_Work to complete_
Give the number of lines that include the string "rate", nothing more.

■ ■ ■ ■

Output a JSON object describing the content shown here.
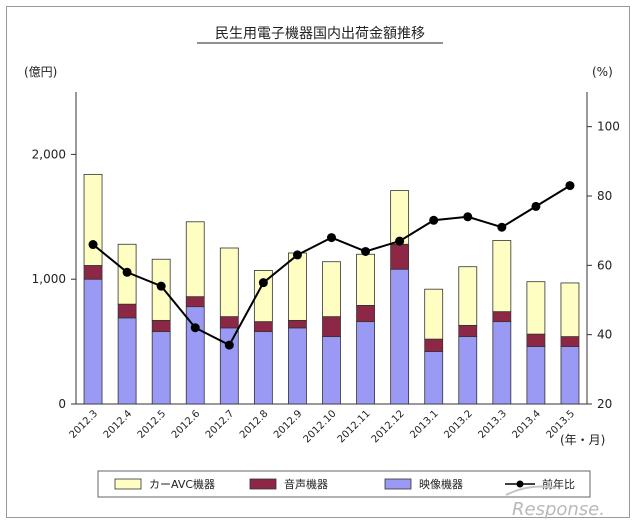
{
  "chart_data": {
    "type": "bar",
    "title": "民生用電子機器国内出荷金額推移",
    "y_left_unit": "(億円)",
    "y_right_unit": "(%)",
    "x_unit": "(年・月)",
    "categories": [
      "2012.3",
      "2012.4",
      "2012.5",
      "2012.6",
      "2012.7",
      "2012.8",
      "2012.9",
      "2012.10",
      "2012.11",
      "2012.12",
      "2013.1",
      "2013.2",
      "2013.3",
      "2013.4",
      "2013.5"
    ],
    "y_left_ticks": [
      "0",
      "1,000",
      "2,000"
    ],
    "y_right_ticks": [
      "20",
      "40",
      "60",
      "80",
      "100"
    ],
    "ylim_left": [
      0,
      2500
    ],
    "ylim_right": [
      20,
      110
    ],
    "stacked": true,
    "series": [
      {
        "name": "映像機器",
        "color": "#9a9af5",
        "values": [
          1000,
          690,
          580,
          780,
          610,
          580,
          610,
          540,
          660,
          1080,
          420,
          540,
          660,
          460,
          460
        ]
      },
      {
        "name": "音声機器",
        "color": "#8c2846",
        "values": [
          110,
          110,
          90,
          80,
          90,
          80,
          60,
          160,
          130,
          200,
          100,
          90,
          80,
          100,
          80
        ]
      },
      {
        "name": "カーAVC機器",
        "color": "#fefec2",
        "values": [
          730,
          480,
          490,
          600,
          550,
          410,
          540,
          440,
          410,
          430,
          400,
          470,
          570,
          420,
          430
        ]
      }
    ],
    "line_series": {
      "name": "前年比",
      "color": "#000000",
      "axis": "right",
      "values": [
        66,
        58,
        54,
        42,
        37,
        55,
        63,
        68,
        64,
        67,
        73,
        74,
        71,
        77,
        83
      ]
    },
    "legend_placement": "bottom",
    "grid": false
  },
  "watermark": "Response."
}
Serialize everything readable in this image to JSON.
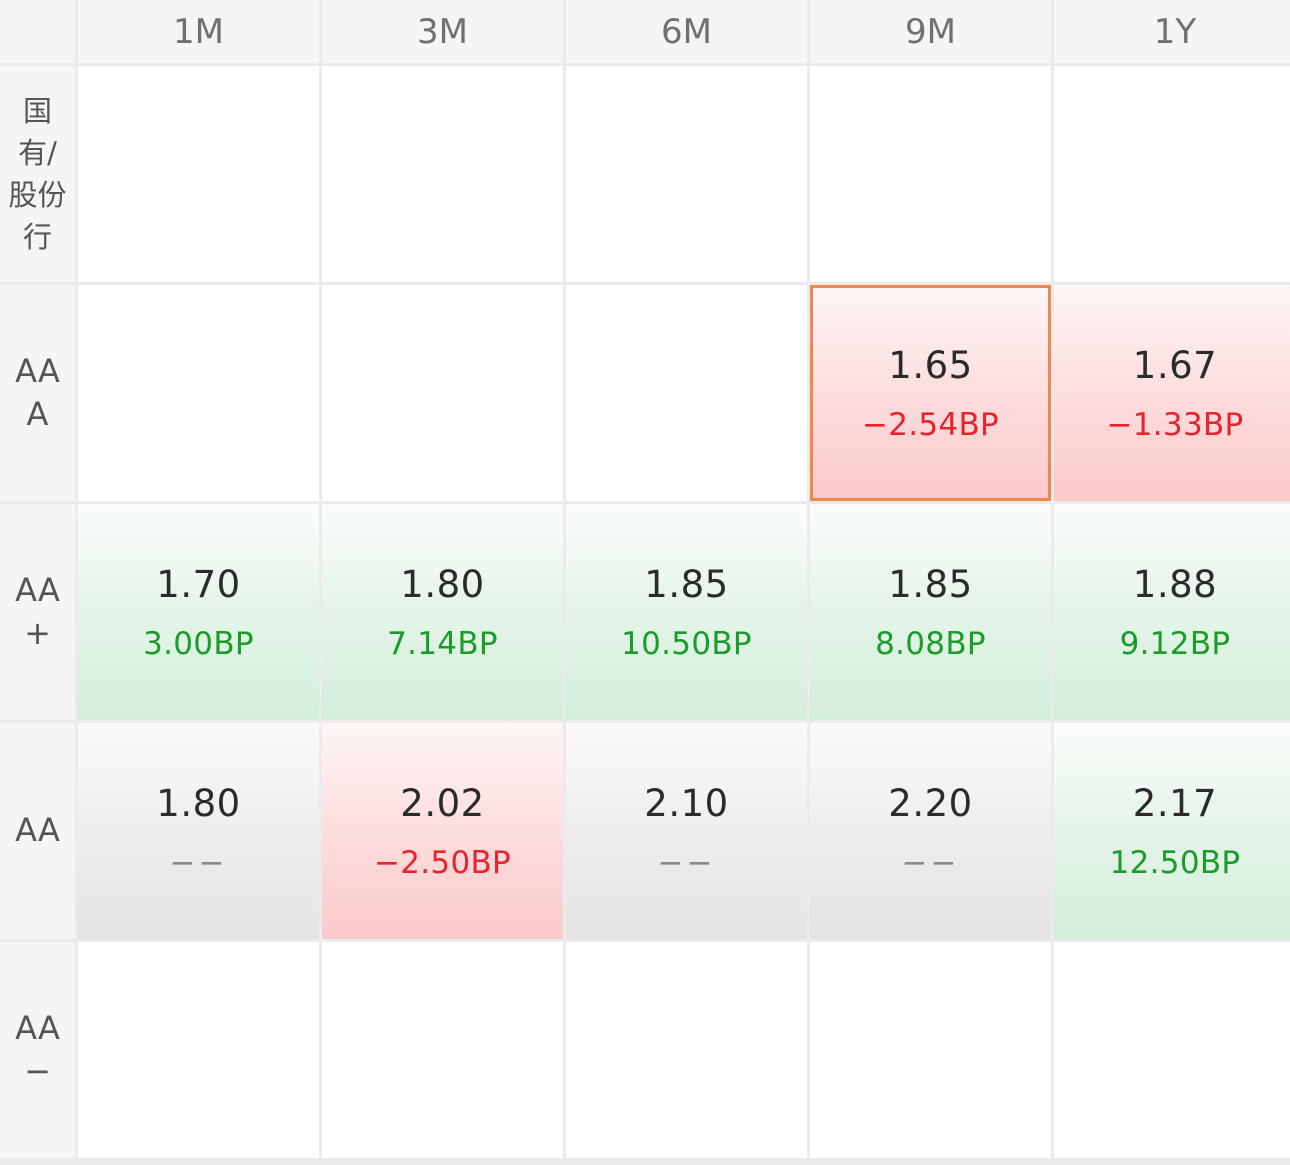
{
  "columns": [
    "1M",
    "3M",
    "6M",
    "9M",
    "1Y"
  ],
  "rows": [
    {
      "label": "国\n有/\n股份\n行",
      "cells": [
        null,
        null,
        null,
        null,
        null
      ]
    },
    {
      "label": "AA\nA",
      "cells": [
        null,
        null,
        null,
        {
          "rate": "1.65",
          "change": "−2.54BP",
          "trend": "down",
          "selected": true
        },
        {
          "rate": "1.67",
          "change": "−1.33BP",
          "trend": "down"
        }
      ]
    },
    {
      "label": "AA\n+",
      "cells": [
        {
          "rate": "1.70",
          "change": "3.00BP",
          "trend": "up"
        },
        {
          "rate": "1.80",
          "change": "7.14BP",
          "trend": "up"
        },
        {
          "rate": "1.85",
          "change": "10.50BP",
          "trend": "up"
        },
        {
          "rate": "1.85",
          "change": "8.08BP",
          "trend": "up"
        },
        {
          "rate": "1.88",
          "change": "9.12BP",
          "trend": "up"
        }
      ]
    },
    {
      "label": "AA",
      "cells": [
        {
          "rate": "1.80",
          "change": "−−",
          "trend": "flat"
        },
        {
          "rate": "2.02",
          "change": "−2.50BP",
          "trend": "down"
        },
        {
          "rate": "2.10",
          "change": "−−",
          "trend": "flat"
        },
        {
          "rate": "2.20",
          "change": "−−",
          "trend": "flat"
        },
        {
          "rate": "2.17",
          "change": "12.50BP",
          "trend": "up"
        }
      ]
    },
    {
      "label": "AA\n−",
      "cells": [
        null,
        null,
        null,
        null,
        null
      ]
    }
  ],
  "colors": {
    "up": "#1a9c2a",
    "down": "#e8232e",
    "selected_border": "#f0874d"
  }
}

■ ■ ■ ■

_Answer to the task_
12